** Given instruction **
Exactly repeat the material, dropping only the pictures.

** Material for this task **
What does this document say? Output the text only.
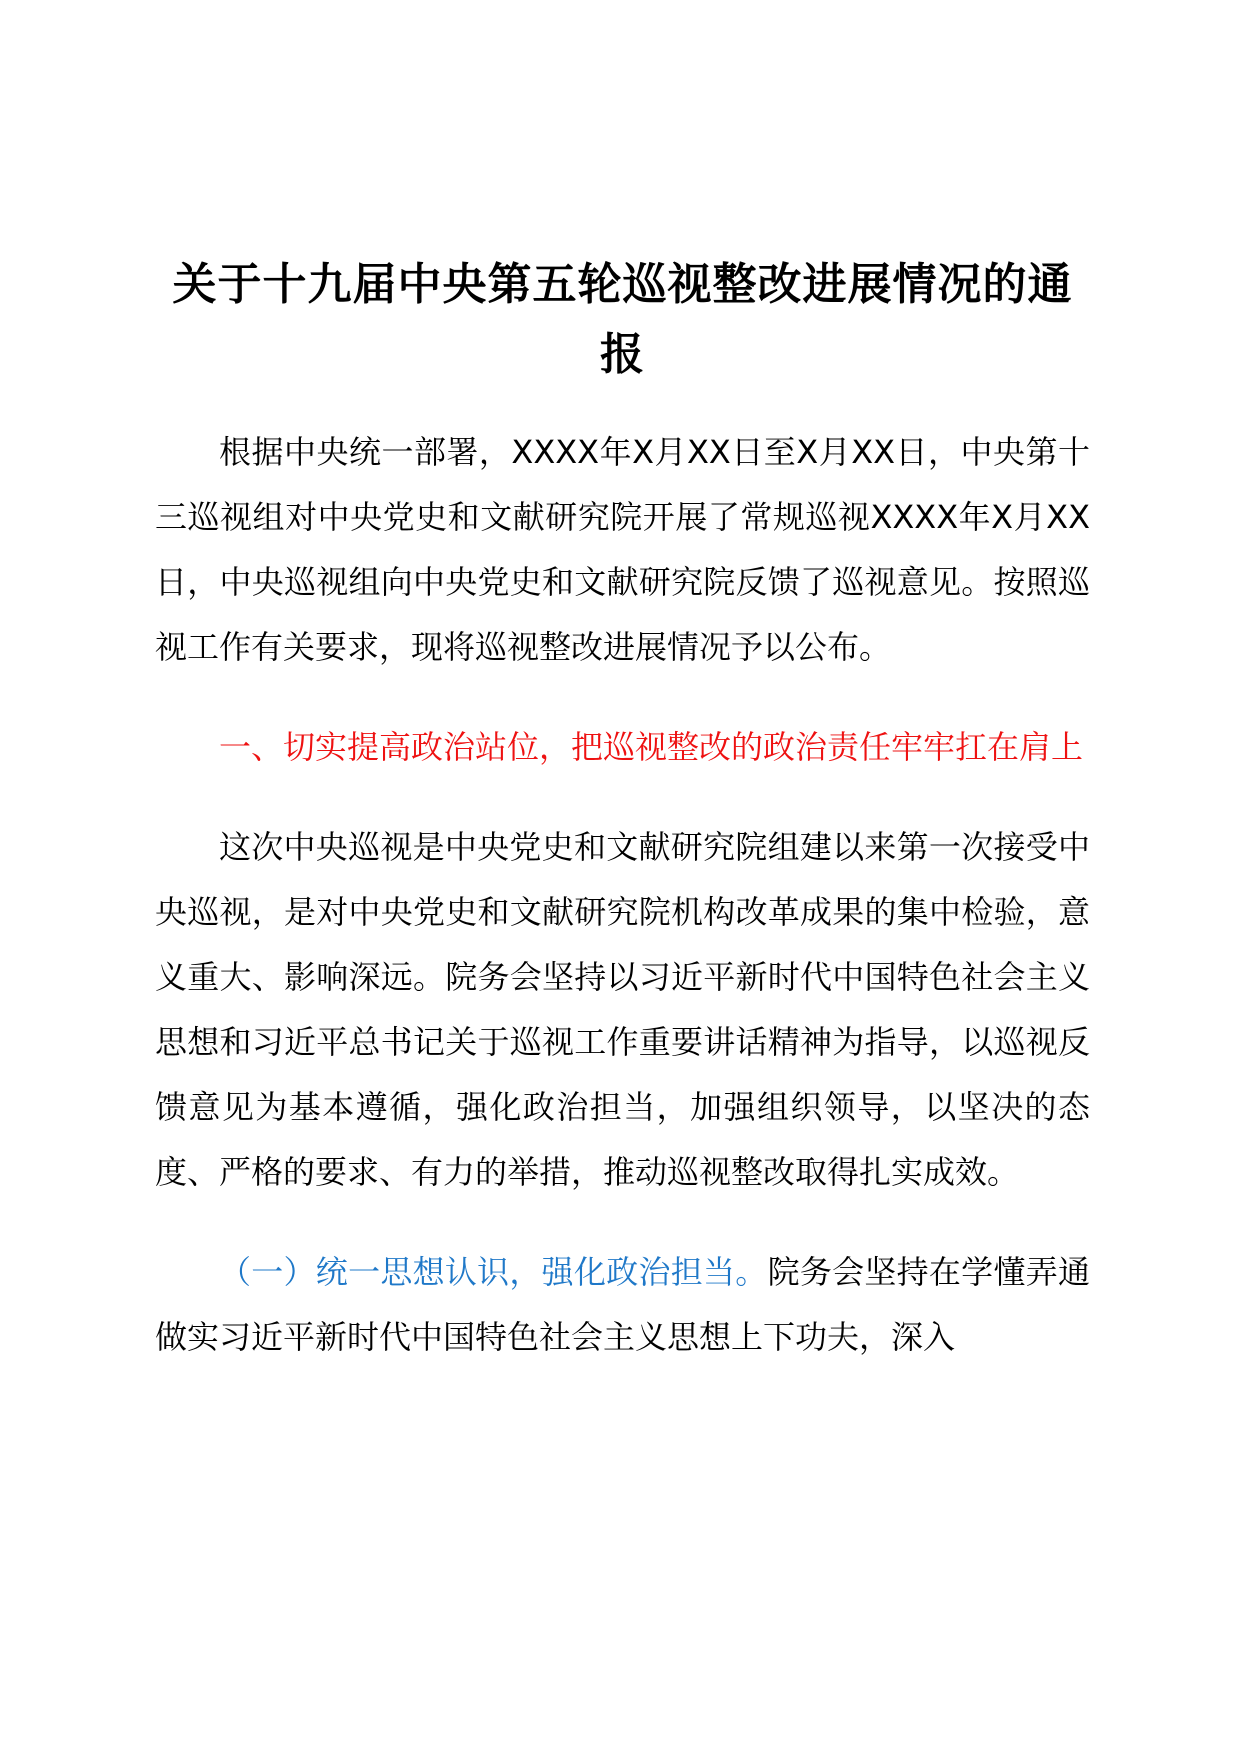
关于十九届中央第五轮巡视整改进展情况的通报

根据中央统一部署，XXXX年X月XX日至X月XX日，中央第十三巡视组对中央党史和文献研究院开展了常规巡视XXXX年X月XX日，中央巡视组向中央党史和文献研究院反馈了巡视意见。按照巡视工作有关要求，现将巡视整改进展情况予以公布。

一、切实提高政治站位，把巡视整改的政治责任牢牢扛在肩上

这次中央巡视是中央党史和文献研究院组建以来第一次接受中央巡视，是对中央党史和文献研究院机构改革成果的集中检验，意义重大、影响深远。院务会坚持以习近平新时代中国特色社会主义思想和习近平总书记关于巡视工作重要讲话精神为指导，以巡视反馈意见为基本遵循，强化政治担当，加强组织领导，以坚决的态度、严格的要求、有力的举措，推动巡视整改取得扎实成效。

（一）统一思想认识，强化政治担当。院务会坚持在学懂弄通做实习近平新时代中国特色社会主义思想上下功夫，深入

** Exercise answer **
What does this document say? Output the text only.
关于十九届中央第五轮巡视整改进展情况的通报

根据中央统一部署，XXXX年X月XX日至X月XX日，中央第十三巡视组对中央党史和文献研究院开展了常规巡视XXXX年X月XX日，中央巡视组向中央党史和文献研究院反馈了巡视意见。按照巡视工作有关要求，现将巡视整改进展情况予以公布。

一、切实提高政治站位，把巡视整改的政治责任牢牢扛在肩上

这次中央巡视是中央党史和文献研究院组建以来第一次接受中央巡视，是对中央党史和文献研究院机构改革成果的集中检验，意义重大、影响深远。院务会坚持以习近平新时代中国特色社会主义思想和习近平总书记关于巡视工作重要讲话精神为指导，以巡视反馈意见为基本遵循，强化政治担当，加强组织领导，以坚决的态度、严格的要求、有力的举措，推动巡视整改取得扎实成效。

（一）统一思想认识，强化政治担当。院务会坚持在学懂弄通做实习近平新时代中国特色社会主义思想上下功夫，深入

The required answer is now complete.